## [TASK]
Output the material word for word. Leave each picture out.
= = = =
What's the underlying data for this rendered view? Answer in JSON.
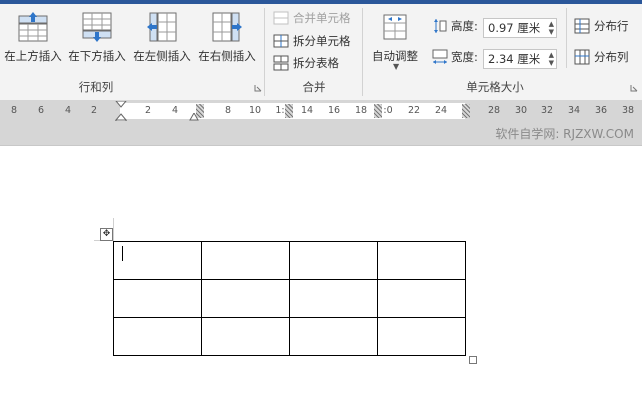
{
  "ribbon": {
    "rows_cols": {
      "insert_above": "在上方插入",
      "insert_below": "在下方插入",
      "insert_left": "在左侧插入",
      "insert_right": "在右侧插入",
      "group_label": "行和列"
    },
    "merge": {
      "merge_cells": "合并单元格",
      "split_cells": "拆分单元格",
      "split_table": "拆分表格",
      "group_label": "合并"
    },
    "cell_size": {
      "autofit": "自动调整",
      "height_label": "高度:",
      "height_value": "0.97 厘米",
      "width_label": "宽度:",
      "width_value": "2.34 厘米",
      "distribute_rows": "分布行",
      "distribute_cols": "分布列",
      "group_label": "单元格大小"
    }
  },
  "ruler": {
    "ticks": [
      "8",
      "6",
      "4",
      "2",
      "2",
      "4",
      "8",
      "10",
      "1:",
      "14",
      "16",
      "18",
      ":0",
      "22",
      "24",
      "28",
      "30",
      "32",
      "34",
      "36",
      "38"
    ]
  },
  "watermark": "软件自学网: RJZXW.COM",
  "colors": {
    "accent": "#2b579a",
    "ribbon_bg": "#f3f3f3",
    "ruler_bg": "#d6d6d6"
  }
}
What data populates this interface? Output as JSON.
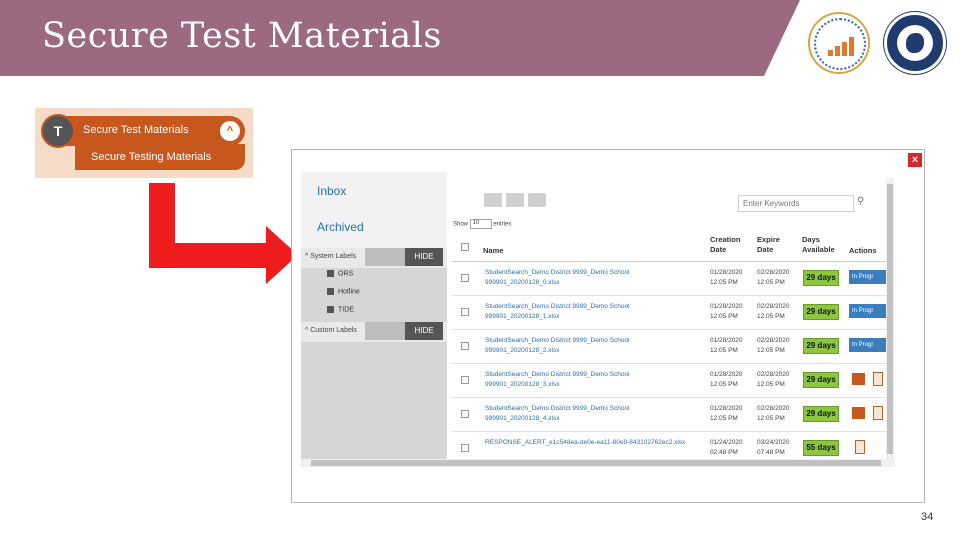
{
  "slide": {
    "title": "Secure Test Materials",
    "page_number": "34",
    "accent_color": "#9b6a80"
  },
  "menu": {
    "icon_text": "T",
    "top_label": "Secure Test Materials",
    "chevron": "^",
    "sub_label": "Secure Testing Materials",
    "color": "#c7571d"
  },
  "modal": {
    "close": "×",
    "sidebar": {
      "inbox": "Inbox",
      "archived": "Archived",
      "system_labels": "^ System Labels",
      "hide_label": "HIDE",
      "items": [
        "ORS",
        "Hotline",
        "TIDE"
      ],
      "custom_labels": "^ Custom Labels"
    },
    "toolbar": {
      "search_placeholder": "Enter Keywords",
      "show_prefix": "Show",
      "show_value": "10",
      "show_suffix": "entries"
    },
    "columns": [
      "Name",
      "Creation Date",
      "Expire Date",
      "Days Available",
      "Actions"
    ],
    "rows": [
      {
        "name": "StudentSearch_Demo District 9999_Demo School 999901_20200128_0.xlsx",
        "created": "01/28/2020 12:05 PM",
        "expires": "02/28/2020 12:05 PM",
        "days": "29 days",
        "action": "In Progr",
        "status": "in-progress"
      },
      {
        "name": "StudentSearch_Demo District 9999_Demo School 999901_20200128_1.xlsx",
        "created": "01/28/2020 12:05 PM",
        "expires": "02/28/2020 12:05 PM",
        "days": "29 days",
        "action": "In Progr",
        "status": "in-progress"
      },
      {
        "name": "StudentSearch_Demo District 9999_Demo School 999901_20200128_2.xlsx",
        "created": "01/28/2020 12:05 PM",
        "expires": "02/28/2020 12:05 PM",
        "days": "29 days",
        "action": "In Progr",
        "status": "in-progress"
      },
      {
        "name": "StudentSearch_Demo District 9999_Demo School 999901_20200128_3.xlsx",
        "created": "01/28/2020 12:05 PM",
        "expires": "02/28/2020 12:05 PM",
        "days": "29 days",
        "action": "",
        "status": "complete"
      },
      {
        "name": "StudentSearch_Demo District 9999_Demo School 999901_20200128_4.xlsx",
        "created": "01/28/2020 12:05 PM",
        "expires": "02/28/2020 12:05 PM",
        "days": "29 days",
        "action": "",
        "status": "complete"
      },
      {
        "name": "RESPONSE_ALERT_e1c548ea-de0e-ea11-80e9-843102762ec2.xlsx",
        "created": "01/24/2020 02:48 PM",
        "expires": "03/24/2020 07:48 PM",
        "days": "55 days",
        "action": "",
        "status": "trash-only"
      }
    ]
  }
}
= = = =
## [TASK ANSWER]
What's the underlying data for this rendered view? Answer in JSON.
{
  "ribbon": {
    "rows_cols": {
      "insert_above": "在上方插入",
      "insert_below": "在下方插入",
      "insert_left": "在左侧插入",
      "insert_right": "在右侧插入",
      "group_label": "行和列"
    },
    "merge": {
      "merge_cells": "合并单元格",
      "split_cells": "拆分单元格",
      "split_table": "拆分表格",
      "group_label": "合并"
    },
    "cell_size": {
      "autofit": "自动调整",
      "height_label": "高度:",
      "height_value": "0.97 厘米",
      "width_label": "宽度:",
      "width_value": "2.34 厘米",
      "distribute_rows": "分布行",
      "distribute_cols": "分布列",
      "group_label": "单元格大小"
    }
  },
  "ruler": {
    "ticks": [
      "8",
      "6",
      "4",
      "2",
      "2",
      "4",
      "8",
      "10",
      "1:",
      "14",
      "16",
      "18",
      ":0",
      "22",
      "24",
      "28",
      "30",
      "32",
      "34",
      "36",
      "38"
    ]
  },
  "watermark": "软件自学网: RJZXW.COM",
  "colors": {
    "accent": "#2b579a",
    "ribbon_bg": "#f3f3f3",
    "ruler_bg": "#d6d6d6"
  }
}
What data populates this interface? Output as JSON.
{
  "slide": {
    "title": "Secure Test Materials",
    "page_number": "34",
    "accent_color": "#9b6a80"
  },
  "menu": {
    "icon_text": "T",
    "top_label": "Secure Test Materials",
    "chevron": "^",
    "sub_label": "Secure Testing Materials",
    "color": "#c7571d"
  },
  "modal": {
    "close": "×",
    "sidebar": {
      "inbox": "Inbox",
      "archived": "Archived",
      "system_labels": "^ System Labels",
      "hide_label": "HIDE",
      "items": [
        "ORS",
        "Hotline",
        "TIDE"
      ],
      "custom_labels": "^ Custom Labels"
    },
    "toolbar": {
      "search_placeholder": "Enter Keywords",
      "show_prefix": "Show",
      "show_value": "10",
      "show_suffix": "entries"
    },
    "columns": [
      "Name",
      "Creation Date",
      "Expire Date",
      "Days Available",
      "Actions"
    ],
    "rows": [
      {
        "name": "StudentSearch_Demo District 9999_Demo School 999901_20200128_0.xlsx",
        "created": "01/28/2020 12:05 PM",
        "expires": "02/28/2020 12:05 PM",
        "days": "29 days",
        "action": "In Progr",
        "status": "in-progress"
      },
      {
        "name": "StudentSearch_Demo District 9999_Demo School 999901_20200128_1.xlsx",
        "created": "01/28/2020 12:05 PM",
        "expires": "02/28/2020 12:05 PM",
        "days": "29 days",
        "action": "In Progr",
        "status": "in-progress"
      },
      {
        "name": "StudentSearch_Demo District 9999_Demo School 999901_20200128_2.xlsx",
        "created": "01/28/2020 12:05 PM",
        "expires": "02/28/2020 12:05 PM",
        "days": "29 days",
        "action": "In Progr",
        "status": "in-progress"
      },
      {
        "name": "StudentSearch_Demo District 9999_Demo School 999901_20200128_3.xlsx",
        "created": "01/28/2020 12:05 PM",
        "expires": "02/28/2020 12:05 PM",
        "days": "29 days",
        "action": "",
        "status": "complete"
      },
      {
        "name": "StudentSearch_Demo District 9999_Demo School 999901_20200128_4.xlsx",
        "created": "01/28/2020 12:05 PM",
        "expires": "02/28/2020 12:05 PM",
        "days": "29 days",
        "action": "",
        "status": "complete"
      },
      {
        "name": "RESPONSE_ALERT_e1c548ea-de0e-ea11-80e9-843102762ec2.xlsx",
        "created": "01/24/2020 02:48 PM",
        "expires": "03/24/2020 07:48 PM",
        "days": "55 days",
        "action": "",
        "status": "trash-only"
      }
    ]
  }
}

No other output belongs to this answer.